* Information given:
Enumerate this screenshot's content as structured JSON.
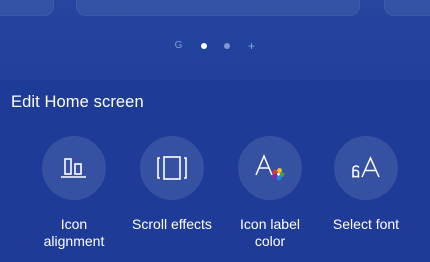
{
  "page_indicator": {
    "items": [
      {
        "type": "home",
        "glyph": "G"
      },
      {
        "type": "dot",
        "active": true
      },
      {
        "type": "dot",
        "active": false
      },
      {
        "type": "add",
        "glyph": "+"
      }
    ]
  },
  "edit_panel": {
    "title": "Edit Home screen",
    "options": [
      {
        "label": "Icon\nalignment",
        "icon": "icon-alignment-icon"
      },
      {
        "label": "Scroll effects",
        "icon": "scroll-effects-icon"
      },
      {
        "label": "Icon label\ncolor",
        "icon": "icon-label-color-icon"
      },
      {
        "label": "Select font",
        "icon": "select-font-icon"
      }
    ]
  },
  "colors": {
    "background": "#1e3c97",
    "option_circle": "rgba(255,255,255,0.11)",
    "text": "#ffffff"
  }
}
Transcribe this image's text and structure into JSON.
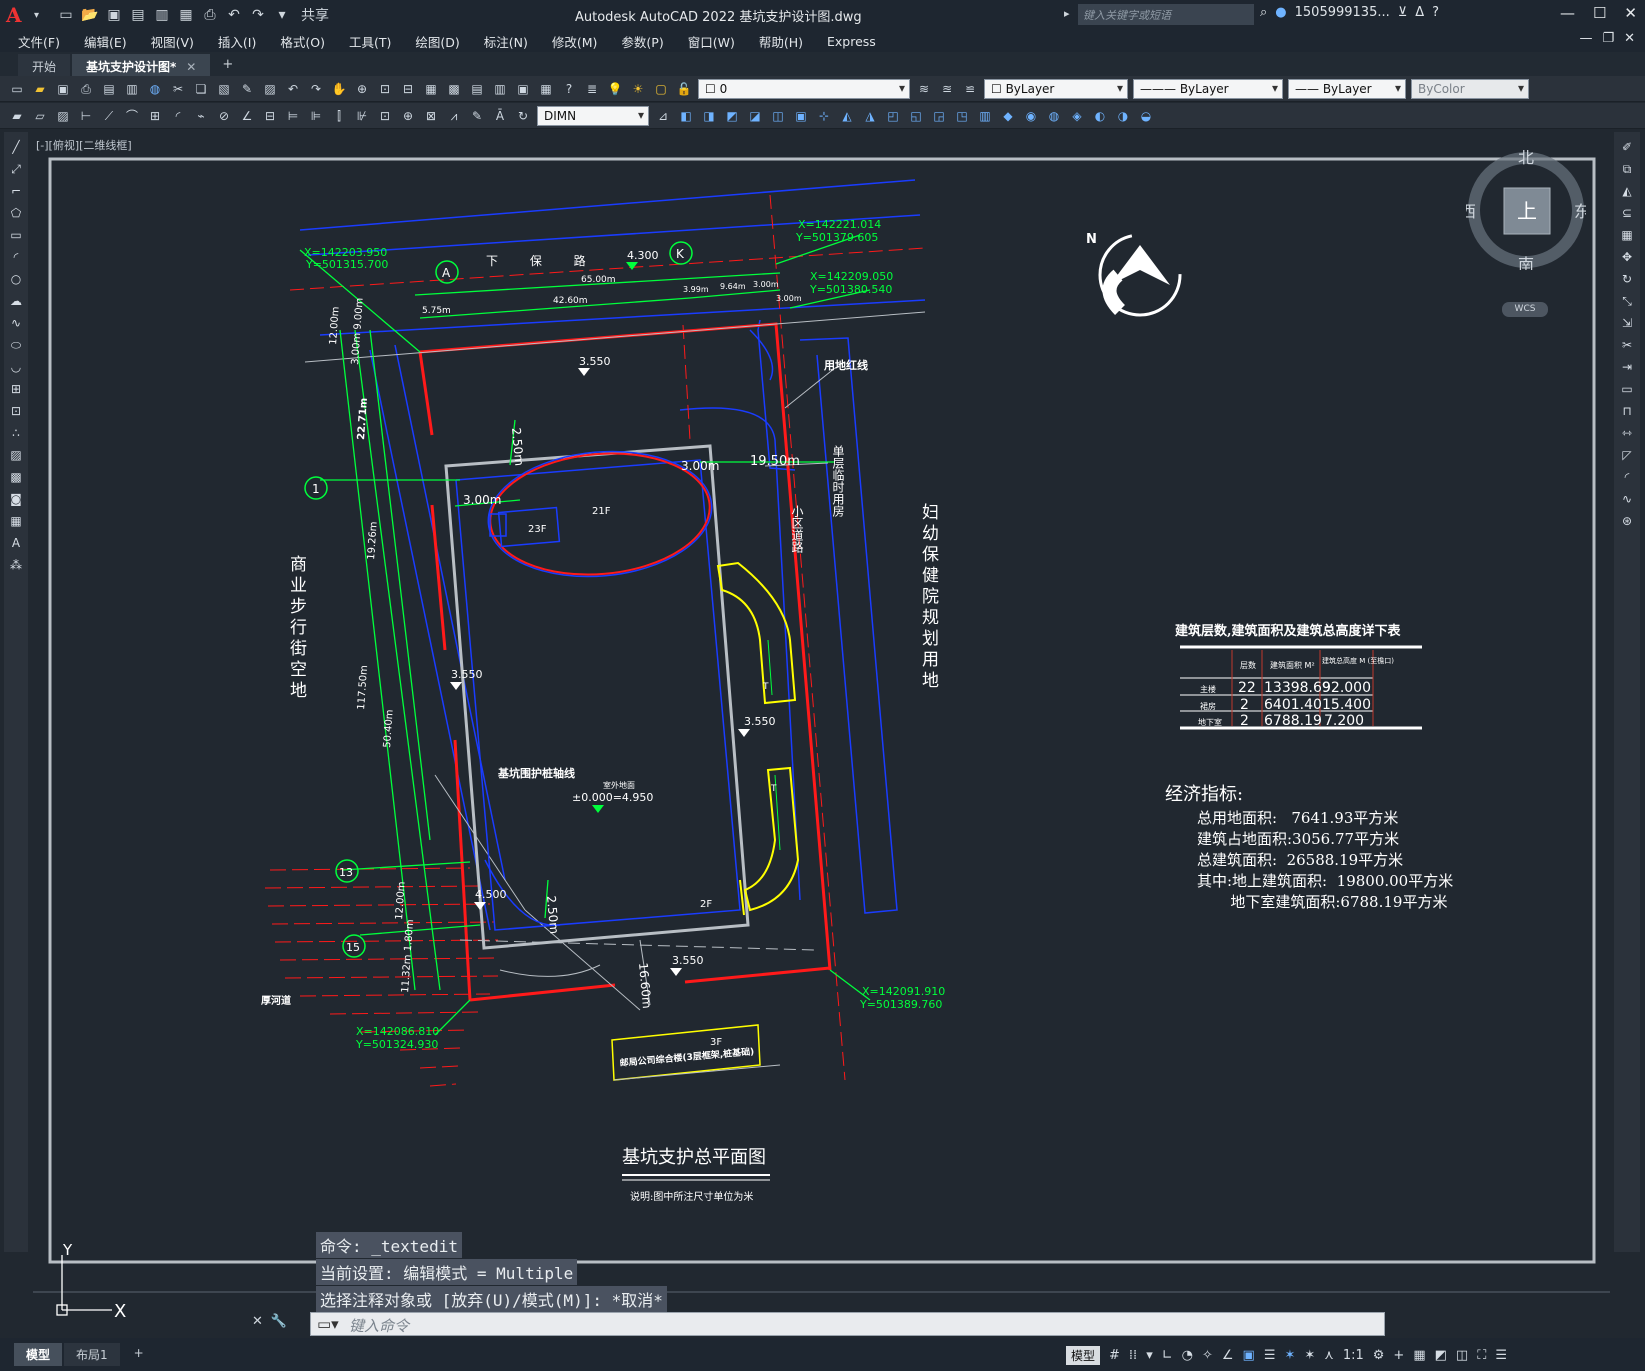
{
  "titlebar": {
    "logo": "A",
    "share": "共享",
    "title": "Autodesk AutoCAD 2022    基坑支护设计图.dwg",
    "search_placeholder": "键入关键字或短语",
    "user": "1505999135...",
    "help": "?"
  },
  "menubar": {
    "items": [
      "文件(F)",
      "编辑(E)",
      "视图(V)",
      "插入(I)",
      "格式(O)",
      "工具(T)",
      "绘图(D)",
      "标注(N)",
      "修改(M)",
      "参数(P)",
      "窗口(W)",
      "帮助(H)",
      "Express"
    ]
  },
  "tabs": {
    "items": [
      {
        "label": "开始"
      },
      {
        "label": "基坑支护设计图*"
      }
    ],
    "plus": "+"
  },
  "toolbar1": {
    "layer_value": "0",
    "color_value": "ByLayer",
    "linetype_value": "ByLayer",
    "lineweight_value": "ByLayer",
    "plotstyle_value": "ByColor"
  },
  "toolbar2": {
    "dimstyle_value": "DIMN"
  },
  "viewport": {
    "label": "[-][俯视][二维线框]"
  },
  "compass": {
    "north": "北",
    "south": "南",
    "east": "东",
    "west": "西",
    "top": "上",
    "wcs": "WCS"
  },
  "drawing": {
    "north_arrow": "N",
    "axis_A": "A",
    "axis_K": "K",
    "axis_1": "1",
    "axis_13": "13",
    "axis_15": "15",
    "road_top": "下  保  路",
    "elev_top": "4.300",
    "coord_tl": "X=142203.950",
    "coord_tl2": "Y=501315.700",
    "coord_tr": "X=142221.014",
    "coord_tr2": "Y=501379.605",
    "coord_r": "X=142209.050",
    "coord_r2": "Y=501380.540",
    "coord_br": "X=142091.910",
    "coord_br2": "Y=501389.760",
    "coord_bl": "X=142086.810",
    "coord_bl2": "Y=501324.930",
    "dim_65": "65.00m",
    "dim_4260": "42.60m",
    "dim_575": "5.75m",
    "dim_399": "3.99m",
    "dim_964": "9.64m",
    "dim_300a": "3.00m",
    "dim_300b": "3.00m",
    "dim_1200": "12.00m",
    "dim_900": "3.00m 9.00m",
    "dim_2271": "22.71m",
    "dim_1926": "19.26m",
    "dim_11750": "117.50m",
    "dim_5040": "50.40m",
    "dim_1200b": "12.00m",
    "dim_1132": "11.32m 1.80m",
    "dim_250a": "2.50m",
    "dim_300c": "3.00m",
    "dim_1950": "19.50m",
    "dim_300d": "3.00m",
    "dim_250b": "2.50m",
    "dim_1660": "16.60m",
    "elev_3550a": "3.550",
    "elev_3550b": "3.550",
    "elev_3550c": "3.550",
    "elev_3550d": "3.550",
    "elev_4500": "4.500",
    "label_redline": "用地红线",
    "label_temp": "单层临时用房",
    "label_road": "小区道路",
    "label_hospital": "妇幼保健院规划用地",
    "label_street": "商业步行街空地",
    "label_pitline": "基坑围护桩轴线",
    "label_elev_main": "±0.000=4.950",
    "label_indoor": "室外地面",
    "label_river": "厚河道",
    "label_21f": "21F",
    "label_23f": "23F",
    "label_2f": "2F",
    "label_3f": "3F",
    "label_office": "邮局公司综合楼(3层框架,桩基础)",
    "label_t1": "T",
    "label_t2": "T"
  },
  "table": {
    "title": "建筑层数,建筑面积及建筑总高度详下表",
    "headers": [
      "",
      "层数",
      "建筑面积 M²",
      "建筑总高度 M (至檐口)"
    ],
    "rows": [
      [
        "主楼",
        "22",
        "13398.69",
        "92.000"
      ],
      [
        "裙房",
        "2",
        "6401.40",
        "15.400"
      ],
      [
        "地下室",
        "2",
        "6788.19",
        "7.200"
      ]
    ]
  },
  "econ": {
    "heading": "经济指标:",
    "rows": [
      "总用地面积:   7641.93平方米",
      "建筑占地面积:3056.77平方米",
      "总建筑面积:  26588.19平方米",
      "其中:地上建筑面积:  19800.00平方米",
      "       地下室建筑面积:6788.19平方米"
    ]
  },
  "plan": {
    "title": "基坑支护总平面图",
    "note": "说明:图中所注尺寸单位为米"
  },
  "ucs": {
    "y": "Y",
    "x": "X"
  },
  "command": {
    "history": [
      "命令: _textedit",
      "当前设置: 编辑模式 = Multiple",
      "选择注释对象或 [放弃(U)/模式(M)]: *取消*"
    ],
    "placeholder": "键入命令"
  },
  "statusbar": {
    "layouts": [
      "模型",
      "布局1"
    ],
    "plus": "+",
    "model": "模型",
    "scale": "1:1"
  },
  "colors": {
    "bg": "#212830",
    "green": "#00ff3c",
    "red": "#ff1a1a",
    "blue": "#1a3cff",
    "yellow": "#ffff00",
    "white": "#ffffff"
  }
}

* Short task: Return all lines of the material above in which the word "this" occurs.

* Written response:
Enumerate this screenshot's content as structured JSON.
Transcribe this image's text and structure into JSON.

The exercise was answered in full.